> _Exercise data_:
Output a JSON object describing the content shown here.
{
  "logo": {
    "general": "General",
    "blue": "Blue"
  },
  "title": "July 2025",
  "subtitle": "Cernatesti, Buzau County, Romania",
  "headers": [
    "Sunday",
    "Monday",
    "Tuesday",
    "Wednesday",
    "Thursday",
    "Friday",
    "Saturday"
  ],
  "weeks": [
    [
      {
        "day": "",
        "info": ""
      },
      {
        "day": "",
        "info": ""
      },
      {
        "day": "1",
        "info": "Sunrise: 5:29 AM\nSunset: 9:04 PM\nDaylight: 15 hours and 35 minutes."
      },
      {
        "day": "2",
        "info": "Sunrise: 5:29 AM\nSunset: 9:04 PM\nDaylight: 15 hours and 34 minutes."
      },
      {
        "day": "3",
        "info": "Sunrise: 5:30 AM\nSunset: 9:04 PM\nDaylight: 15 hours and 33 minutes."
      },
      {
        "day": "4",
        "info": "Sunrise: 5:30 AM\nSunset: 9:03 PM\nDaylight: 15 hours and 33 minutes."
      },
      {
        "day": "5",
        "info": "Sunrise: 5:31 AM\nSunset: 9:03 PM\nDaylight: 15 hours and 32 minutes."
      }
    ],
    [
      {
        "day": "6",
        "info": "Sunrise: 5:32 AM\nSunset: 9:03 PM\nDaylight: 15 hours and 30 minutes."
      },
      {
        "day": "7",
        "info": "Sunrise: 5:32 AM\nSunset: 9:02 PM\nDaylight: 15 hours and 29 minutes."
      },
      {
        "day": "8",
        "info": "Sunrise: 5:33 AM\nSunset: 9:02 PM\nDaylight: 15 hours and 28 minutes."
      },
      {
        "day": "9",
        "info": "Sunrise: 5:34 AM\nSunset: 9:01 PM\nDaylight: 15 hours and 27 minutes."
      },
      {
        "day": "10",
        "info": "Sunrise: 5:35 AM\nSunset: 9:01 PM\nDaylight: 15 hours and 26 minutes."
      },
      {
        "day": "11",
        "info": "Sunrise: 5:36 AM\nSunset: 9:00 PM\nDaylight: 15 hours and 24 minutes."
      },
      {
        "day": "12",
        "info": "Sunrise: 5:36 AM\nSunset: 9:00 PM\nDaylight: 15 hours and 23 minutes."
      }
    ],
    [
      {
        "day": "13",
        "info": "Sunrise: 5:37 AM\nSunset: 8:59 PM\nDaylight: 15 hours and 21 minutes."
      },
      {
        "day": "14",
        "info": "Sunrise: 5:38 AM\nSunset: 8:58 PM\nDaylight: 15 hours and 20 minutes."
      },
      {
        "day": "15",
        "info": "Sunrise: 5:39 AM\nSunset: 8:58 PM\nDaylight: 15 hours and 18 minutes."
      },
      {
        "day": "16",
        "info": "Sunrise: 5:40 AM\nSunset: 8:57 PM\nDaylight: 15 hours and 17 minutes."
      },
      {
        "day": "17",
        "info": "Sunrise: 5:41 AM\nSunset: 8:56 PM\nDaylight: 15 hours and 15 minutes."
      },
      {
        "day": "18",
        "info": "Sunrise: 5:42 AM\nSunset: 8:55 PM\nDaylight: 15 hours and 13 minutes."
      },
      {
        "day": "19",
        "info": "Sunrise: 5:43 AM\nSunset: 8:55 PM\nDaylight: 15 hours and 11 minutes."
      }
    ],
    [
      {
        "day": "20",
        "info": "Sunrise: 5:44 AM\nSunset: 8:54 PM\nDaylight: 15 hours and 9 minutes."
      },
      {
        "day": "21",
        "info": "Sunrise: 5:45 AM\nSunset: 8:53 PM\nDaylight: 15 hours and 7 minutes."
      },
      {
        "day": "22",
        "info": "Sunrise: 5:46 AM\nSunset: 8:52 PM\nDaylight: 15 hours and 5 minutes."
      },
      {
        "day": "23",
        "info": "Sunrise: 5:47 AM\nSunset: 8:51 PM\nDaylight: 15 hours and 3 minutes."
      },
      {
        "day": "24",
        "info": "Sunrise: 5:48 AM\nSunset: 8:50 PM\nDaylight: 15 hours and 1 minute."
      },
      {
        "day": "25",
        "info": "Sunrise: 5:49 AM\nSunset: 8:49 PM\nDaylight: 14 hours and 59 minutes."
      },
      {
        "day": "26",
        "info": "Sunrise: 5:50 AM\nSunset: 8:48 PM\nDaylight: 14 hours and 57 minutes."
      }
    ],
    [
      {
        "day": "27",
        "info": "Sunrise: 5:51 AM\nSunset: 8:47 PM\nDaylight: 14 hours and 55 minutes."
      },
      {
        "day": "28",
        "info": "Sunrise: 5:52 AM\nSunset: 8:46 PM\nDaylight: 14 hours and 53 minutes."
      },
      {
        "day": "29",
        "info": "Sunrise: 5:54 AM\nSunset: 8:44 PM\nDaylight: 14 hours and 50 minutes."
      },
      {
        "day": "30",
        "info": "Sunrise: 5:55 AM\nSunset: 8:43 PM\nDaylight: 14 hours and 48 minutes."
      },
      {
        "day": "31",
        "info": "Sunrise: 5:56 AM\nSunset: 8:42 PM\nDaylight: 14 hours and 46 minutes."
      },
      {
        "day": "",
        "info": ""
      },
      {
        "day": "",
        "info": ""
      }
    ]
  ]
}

> _Problem details_:
Give an exact copy of all the data shown above.

> _Reply to the exercise_:
Output a JSON object describing the content shown here.
{
  "logo": {
    "general": "General",
    "blue": "Blue"
  },
  "title": "July 2025",
  "subtitle": "Cernatesti, Buzau County, Romania",
  "headers": [
    "Sunday",
    "Monday",
    "Tuesday",
    "Wednesday",
    "Thursday",
    "Friday",
    "Saturday"
  ],
  "weeks": [
    [
      {
        "day": "",
        "info": ""
      },
      {
        "day": "",
        "info": ""
      },
      {
        "day": "1",
        "info": "Sunrise: 5:29 AM\nSunset: 9:04 PM\nDaylight: 15 hours and 35 minutes."
      },
      {
        "day": "2",
        "info": "Sunrise: 5:29 AM\nSunset: 9:04 PM\nDaylight: 15 hours and 34 minutes."
      },
      {
        "day": "3",
        "info": "Sunrise: 5:30 AM\nSunset: 9:04 PM\nDaylight: 15 hours and 33 minutes."
      },
      {
        "day": "4",
        "info": "Sunrise: 5:30 AM\nSunset: 9:03 PM\nDaylight: 15 hours and 33 minutes."
      },
      {
        "day": "5",
        "info": "Sunrise: 5:31 AM\nSunset: 9:03 PM\nDaylight: 15 hours and 32 minutes."
      }
    ],
    [
      {
        "day": "6",
        "info": "Sunrise: 5:32 AM\nSunset: 9:03 PM\nDaylight: 15 hours and 30 minutes."
      },
      {
        "day": "7",
        "info": "Sunrise: 5:32 AM\nSunset: 9:02 PM\nDaylight: 15 hours and 29 minutes."
      },
      {
        "day": "8",
        "info": "Sunrise: 5:33 AM\nSunset: 9:02 PM\nDaylight: 15 hours and 28 minutes."
      },
      {
        "day": "9",
        "info": "Sunrise: 5:34 AM\nSunset: 9:01 PM\nDaylight: 15 hours and 27 minutes."
      },
      {
        "day": "10",
        "info": "Sunrise: 5:35 AM\nSunset: 9:01 PM\nDaylight: 15 hours and 26 minutes."
      },
      {
        "day": "11",
        "info": "Sunrise: 5:36 AM\nSunset: 9:00 PM\nDaylight: 15 hours and 24 minutes."
      },
      {
        "day": "12",
        "info": "Sunrise: 5:36 AM\nSunset: 9:00 PM\nDaylight: 15 hours and 23 minutes."
      }
    ],
    [
      {
        "day": "13",
        "info": "Sunrise: 5:37 AM\nSunset: 8:59 PM\nDaylight: 15 hours and 21 minutes."
      },
      {
        "day": "14",
        "info": "Sunrise: 5:38 AM\nSunset: 8:58 PM\nDaylight: 15 hours and 20 minutes."
      },
      {
        "day": "15",
        "info": "Sunrise: 5:39 AM\nSunset: 8:58 PM\nDaylight: 15 hours and 18 minutes."
      },
      {
        "day": "16",
        "info": "Sunrise: 5:40 AM\nSunset: 8:57 PM\nDaylight: 15 hours and 17 minutes."
      },
      {
        "day": "17",
        "info": "Sunrise: 5:41 AM\nSunset: 8:56 PM\nDaylight: 15 hours and 15 minutes."
      },
      {
        "day": "18",
        "info": "Sunrise: 5:42 AM\nSunset: 8:55 PM\nDaylight: 15 hours and 13 minutes."
      },
      {
        "day": "19",
        "info": "Sunrise: 5:43 AM\nSunset: 8:55 PM\nDaylight: 15 hours and 11 minutes."
      }
    ],
    [
      {
        "day": "20",
        "info": "Sunrise: 5:44 AM\nSunset: 8:54 PM\nDaylight: 15 hours and 9 minutes."
      },
      {
        "day": "21",
        "info": "Sunrise: 5:45 AM\nSunset: 8:53 PM\nDaylight: 15 hours and 7 minutes."
      },
      {
        "day": "22",
        "info": "Sunrise: 5:46 AM\nSunset: 8:52 PM\nDaylight: 15 hours and 5 minutes."
      },
      {
        "day": "23",
        "info": "Sunrise: 5:47 AM\nSunset: 8:51 PM\nDaylight: 15 hours and 3 minutes."
      },
      {
        "day": "24",
        "info": "Sunrise: 5:48 AM\nSunset: 8:50 PM\nDaylight: 15 hours and 1 minute."
      },
      {
        "day": "25",
        "info": "Sunrise: 5:49 AM\nSunset: 8:49 PM\nDaylight: 14 hours and 59 minutes."
      },
      {
        "day": "26",
        "info": "Sunrise: 5:50 AM\nSunset: 8:48 PM\nDaylight: 14 hours and 57 minutes."
      }
    ],
    [
      {
        "day": "27",
        "info": "Sunrise: 5:51 AM\nSunset: 8:47 PM\nDaylight: 14 hours and 55 minutes."
      },
      {
        "day": "28",
        "info": "Sunrise: 5:52 AM\nSunset: 8:46 PM\nDaylight: 14 hours and 53 minutes."
      },
      {
        "day": "29",
        "info": "Sunrise: 5:54 AM\nSunset: 8:44 PM\nDaylight: 14 hours and 50 minutes."
      },
      {
        "day": "30",
        "info": "Sunrise: 5:55 AM\nSunset: 8:43 PM\nDaylight: 14 hours and 48 minutes."
      },
      {
        "day": "31",
        "info": "Sunrise: 5:56 AM\nSunset: 8:42 PM\nDaylight: 14 hours and 46 minutes."
      },
      {
        "day": "",
        "info": ""
      },
      {
        "day": "",
        "info": ""
      }
    ]
  ]
}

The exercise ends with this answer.